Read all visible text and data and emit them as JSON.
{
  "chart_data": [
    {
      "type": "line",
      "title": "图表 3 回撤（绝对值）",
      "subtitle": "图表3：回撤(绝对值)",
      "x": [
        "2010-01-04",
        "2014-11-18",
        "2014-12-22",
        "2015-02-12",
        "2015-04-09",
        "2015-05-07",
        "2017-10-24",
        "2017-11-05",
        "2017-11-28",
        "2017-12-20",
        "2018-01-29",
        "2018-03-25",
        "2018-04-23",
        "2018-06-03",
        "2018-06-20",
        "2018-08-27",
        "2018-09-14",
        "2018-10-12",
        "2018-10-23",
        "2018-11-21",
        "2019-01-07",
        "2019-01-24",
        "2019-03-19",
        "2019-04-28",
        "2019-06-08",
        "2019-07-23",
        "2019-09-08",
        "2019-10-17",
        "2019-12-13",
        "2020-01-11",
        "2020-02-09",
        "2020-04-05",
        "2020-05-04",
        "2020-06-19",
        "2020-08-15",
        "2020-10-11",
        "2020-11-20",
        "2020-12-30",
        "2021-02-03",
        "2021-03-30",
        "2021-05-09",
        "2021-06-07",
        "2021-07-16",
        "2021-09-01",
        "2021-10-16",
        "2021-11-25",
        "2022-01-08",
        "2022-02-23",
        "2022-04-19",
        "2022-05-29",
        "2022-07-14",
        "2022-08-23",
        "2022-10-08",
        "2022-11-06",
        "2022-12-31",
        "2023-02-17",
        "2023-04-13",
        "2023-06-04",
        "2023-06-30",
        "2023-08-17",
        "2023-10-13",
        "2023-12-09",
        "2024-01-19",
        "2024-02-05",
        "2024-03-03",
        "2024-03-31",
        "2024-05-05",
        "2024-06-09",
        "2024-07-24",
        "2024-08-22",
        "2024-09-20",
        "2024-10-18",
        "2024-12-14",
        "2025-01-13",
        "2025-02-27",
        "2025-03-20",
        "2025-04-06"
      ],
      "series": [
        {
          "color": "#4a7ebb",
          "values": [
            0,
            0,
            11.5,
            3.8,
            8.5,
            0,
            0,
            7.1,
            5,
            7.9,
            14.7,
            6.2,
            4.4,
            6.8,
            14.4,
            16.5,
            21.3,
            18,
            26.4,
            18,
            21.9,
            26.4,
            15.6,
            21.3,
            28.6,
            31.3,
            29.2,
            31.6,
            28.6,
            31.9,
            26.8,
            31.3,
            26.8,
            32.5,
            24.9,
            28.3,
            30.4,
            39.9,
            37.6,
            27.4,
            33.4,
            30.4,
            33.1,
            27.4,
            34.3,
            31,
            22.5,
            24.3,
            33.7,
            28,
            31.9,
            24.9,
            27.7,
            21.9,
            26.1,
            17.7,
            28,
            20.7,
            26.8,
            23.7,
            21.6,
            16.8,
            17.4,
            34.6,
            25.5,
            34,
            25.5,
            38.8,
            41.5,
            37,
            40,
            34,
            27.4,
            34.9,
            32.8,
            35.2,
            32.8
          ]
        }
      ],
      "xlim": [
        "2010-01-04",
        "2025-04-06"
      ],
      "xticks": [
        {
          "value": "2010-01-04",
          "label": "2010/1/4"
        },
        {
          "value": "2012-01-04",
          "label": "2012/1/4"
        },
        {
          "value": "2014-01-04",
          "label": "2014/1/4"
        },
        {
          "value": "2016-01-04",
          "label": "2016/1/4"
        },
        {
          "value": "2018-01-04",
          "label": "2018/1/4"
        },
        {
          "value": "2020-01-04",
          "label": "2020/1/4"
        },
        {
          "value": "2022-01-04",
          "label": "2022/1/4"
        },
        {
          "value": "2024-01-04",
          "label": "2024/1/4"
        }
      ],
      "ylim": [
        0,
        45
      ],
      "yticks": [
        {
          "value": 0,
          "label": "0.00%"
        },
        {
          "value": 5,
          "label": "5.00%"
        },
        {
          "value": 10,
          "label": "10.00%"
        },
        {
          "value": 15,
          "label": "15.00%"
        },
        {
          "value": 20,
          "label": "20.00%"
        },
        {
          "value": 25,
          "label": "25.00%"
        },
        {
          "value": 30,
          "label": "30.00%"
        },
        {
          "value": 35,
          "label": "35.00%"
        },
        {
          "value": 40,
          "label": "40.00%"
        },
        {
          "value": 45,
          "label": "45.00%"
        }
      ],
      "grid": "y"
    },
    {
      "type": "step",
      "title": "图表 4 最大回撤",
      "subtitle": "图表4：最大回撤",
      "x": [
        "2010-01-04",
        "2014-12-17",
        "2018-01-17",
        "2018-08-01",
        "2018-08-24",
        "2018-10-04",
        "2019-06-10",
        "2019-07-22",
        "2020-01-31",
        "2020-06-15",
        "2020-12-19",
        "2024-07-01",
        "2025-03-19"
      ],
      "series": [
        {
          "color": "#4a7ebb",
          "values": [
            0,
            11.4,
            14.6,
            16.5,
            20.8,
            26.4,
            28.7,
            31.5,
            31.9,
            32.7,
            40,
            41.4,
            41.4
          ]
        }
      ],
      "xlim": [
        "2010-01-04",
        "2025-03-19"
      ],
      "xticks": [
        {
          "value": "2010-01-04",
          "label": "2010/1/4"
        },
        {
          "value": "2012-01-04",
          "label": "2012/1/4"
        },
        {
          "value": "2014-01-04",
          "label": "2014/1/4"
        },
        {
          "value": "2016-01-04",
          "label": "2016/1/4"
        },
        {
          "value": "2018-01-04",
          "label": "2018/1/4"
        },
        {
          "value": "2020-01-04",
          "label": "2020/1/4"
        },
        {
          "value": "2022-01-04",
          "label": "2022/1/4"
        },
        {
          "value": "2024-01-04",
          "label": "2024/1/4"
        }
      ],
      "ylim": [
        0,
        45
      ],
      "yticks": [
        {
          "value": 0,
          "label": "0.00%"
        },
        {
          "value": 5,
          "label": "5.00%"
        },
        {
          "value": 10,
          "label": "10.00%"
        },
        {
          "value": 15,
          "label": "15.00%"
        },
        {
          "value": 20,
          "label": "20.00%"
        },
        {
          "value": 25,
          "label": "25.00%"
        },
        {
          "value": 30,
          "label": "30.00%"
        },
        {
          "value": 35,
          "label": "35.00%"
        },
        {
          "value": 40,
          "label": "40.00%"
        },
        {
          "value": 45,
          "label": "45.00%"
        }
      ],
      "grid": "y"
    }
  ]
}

***

**SHORT PROBLEM**
Reproduce the records above exactly as they appear.

**SOLUTION**
Read all visible text and data and emit them as JSON.
{
  "chart_data": [
    {
      "type": "line",
      "title": "图表 3 回撤（绝对值）",
      "subtitle": "图表3：回撤(绝对值)",
      "x": [
        "2010-01-04",
        "2014-11-18",
        "2014-12-22",
        "2015-02-12",
        "2015-04-09",
        "2015-05-07",
        "2017-10-24",
        "2017-11-05",
        "2017-11-28",
        "2017-12-20",
        "2018-01-29",
        "2018-03-25",
        "2018-04-23",
        "2018-06-03",
        "2018-06-20",
        "2018-08-27",
        "2018-09-14",
        "2018-10-12",
        "2018-10-23",
        "2018-11-21",
        "2019-01-07",
        "2019-01-24",
        "2019-03-19",
        "2019-04-28",
        "2019-06-08",
        "2019-07-23",
        "2019-09-08",
        "2019-10-17",
        "2019-12-13",
        "2020-01-11",
        "2020-02-09",
        "2020-04-05",
        "2020-05-04",
        "2020-06-19",
        "2020-08-15",
        "2020-10-11",
        "2020-11-20",
        "2020-12-30",
        "2021-02-03",
        "2021-03-30",
        "2021-05-09",
        "2021-06-07",
        "2021-07-16",
        "2021-09-01",
        "2021-10-16",
        "2021-11-25",
        "2022-01-08",
        "2022-02-23",
        "2022-04-19",
        "2022-05-29",
        "2022-07-14",
        "2022-08-23",
        "2022-10-08",
        "2022-11-06",
        "2022-12-31",
        "2023-02-17",
        "2023-04-13",
        "2023-06-04",
        "2023-06-30",
        "2023-08-17",
        "2023-10-13",
        "2023-12-09",
        "2024-01-19",
        "2024-02-05",
        "2024-03-03",
        "2024-03-31",
        "2024-05-05",
        "2024-06-09",
        "2024-07-24",
        "2024-08-22",
        "2024-09-20",
        "2024-10-18",
        "2024-12-14",
        "2025-01-13",
        "2025-02-27",
        "2025-03-20",
        "2025-04-06"
      ],
      "series": [
        {
          "color": "#4a7ebb",
          "values": [
            0,
            0,
            11.5,
            3.8,
            8.5,
            0,
            0,
            7.1,
            5,
            7.9,
            14.7,
            6.2,
            4.4,
            6.8,
            14.4,
            16.5,
            21.3,
            18,
            26.4,
            18,
            21.9,
            26.4,
            15.6,
            21.3,
            28.6,
            31.3,
            29.2,
            31.6,
            28.6,
            31.9,
            26.8,
            31.3,
            26.8,
            32.5,
            24.9,
            28.3,
            30.4,
            39.9,
            37.6,
            27.4,
            33.4,
            30.4,
            33.1,
            27.4,
            34.3,
            31,
            22.5,
            24.3,
            33.7,
            28,
            31.9,
            24.9,
            27.7,
            21.9,
            26.1,
            17.7,
            28,
            20.7,
            26.8,
            23.7,
            21.6,
            16.8,
            17.4,
            34.6,
            25.5,
            34,
            25.5,
            38.8,
            41.5,
            37,
            40,
            34,
            27.4,
            34.9,
            32.8,
            35.2,
            32.8
          ]
        }
      ],
      "xlim": [
        "2010-01-04",
        "2025-04-06"
      ],
      "xticks": [
        {
          "value": "2010-01-04",
          "label": "2010/1/4"
        },
        {
          "value": "2012-01-04",
          "label": "2012/1/4"
        },
        {
          "value": "2014-01-04",
          "label": "2014/1/4"
        },
        {
          "value": "2016-01-04",
          "label": "2016/1/4"
        },
        {
          "value": "2018-01-04",
          "label": "2018/1/4"
        },
        {
          "value": "2020-01-04",
          "label": "2020/1/4"
        },
        {
          "value": "2022-01-04",
          "label": "2022/1/4"
        },
        {
          "value": "2024-01-04",
          "label": "2024/1/4"
        }
      ],
      "ylim": [
        0,
        45
      ],
      "yticks": [
        {
          "value": 0,
          "label": "0.00%"
        },
        {
          "value": 5,
          "label": "5.00%"
        },
        {
          "value": 10,
          "label": "10.00%"
        },
        {
          "value": 15,
          "label": "15.00%"
        },
        {
          "value": 20,
          "label": "20.00%"
        },
        {
          "value": 25,
          "label": "25.00%"
        },
        {
          "value": 30,
          "label": "30.00%"
        },
        {
          "value": 35,
          "label": "35.00%"
        },
        {
          "value": 40,
          "label": "40.00%"
        },
        {
          "value": 45,
          "label": "45.00%"
        }
      ],
      "grid": "y"
    },
    {
      "type": "step",
      "title": "图表 4 最大回撤",
      "subtitle": "图表4：最大回撤",
      "x": [
        "2010-01-04",
        "2014-12-17",
        "2018-01-17",
        "2018-08-01",
        "2018-08-24",
        "2018-10-04",
        "2019-06-10",
        "2019-07-22",
        "2020-01-31",
        "2020-06-15",
        "2020-12-19",
        "2024-07-01",
        "2025-03-19"
      ],
      "series": [
        {
          "color": "#4a7ebb",
          "values": [
            0,
            11.4,
            14.6,
            16.5,
            20.8,
            26.4,
            28.7,
            31.5,
            31.9,
            32.7,
            40,
            41.4,
            41.4
          ]
        }
      ],
      "xlim": [
        "2010-01-04",
        "2025-03-19"
      ],
      "xticks": [
        {
          "value": "2010-01-04",
          "label": "2010/1/4"
        },
        {
          "value": "2012-01-04",
          "label": "2012/1/4"
        },
        {
          "value": "2014-01-04",
          "label": "2014/1/4"
        },
        {
          "value": "2016-01-04",
          "label": "2016/1/4"
        },
        {
          "value": "2018-01-04",
          "label": "2018/1/4"
        },
        {
          "value": "2020-01-04",
          "label": "2020/1/4"
        },
        {
          "value": "2022-01-04",
          "label": "2022/1/4"
        },
        {
          "value": "2024-01-04",
          "label": "2024/1/4"
        }
      ],
      "ylim": [
        0,
        45
      ],
      "yticks": [
        {
          "value": 0,
          "label": "0.00%"
        },
        {
          "value": 5,
          "label": "5.00%"
        },
        {
          "value": 10,
          "label": "10.00%"
        },
        {
          "value": 15,
          "label": "15.00%"
        },
        {
          "value": 20,
          "label": "20.00%"
        },
        {
          "value": 25,
          "label": "25.00%"
        },
        {
          "value": 30,
          "label": "30.00%"
        },
        {
          "value": 35,
          "label": "35.00%"
        },
        {
          "value": 40,
          "label": "40.00%"
        },
        {
          "value": 45,
          "label": "45.00%"
        }
      ],
      "grid": "y"
    }
  ]
}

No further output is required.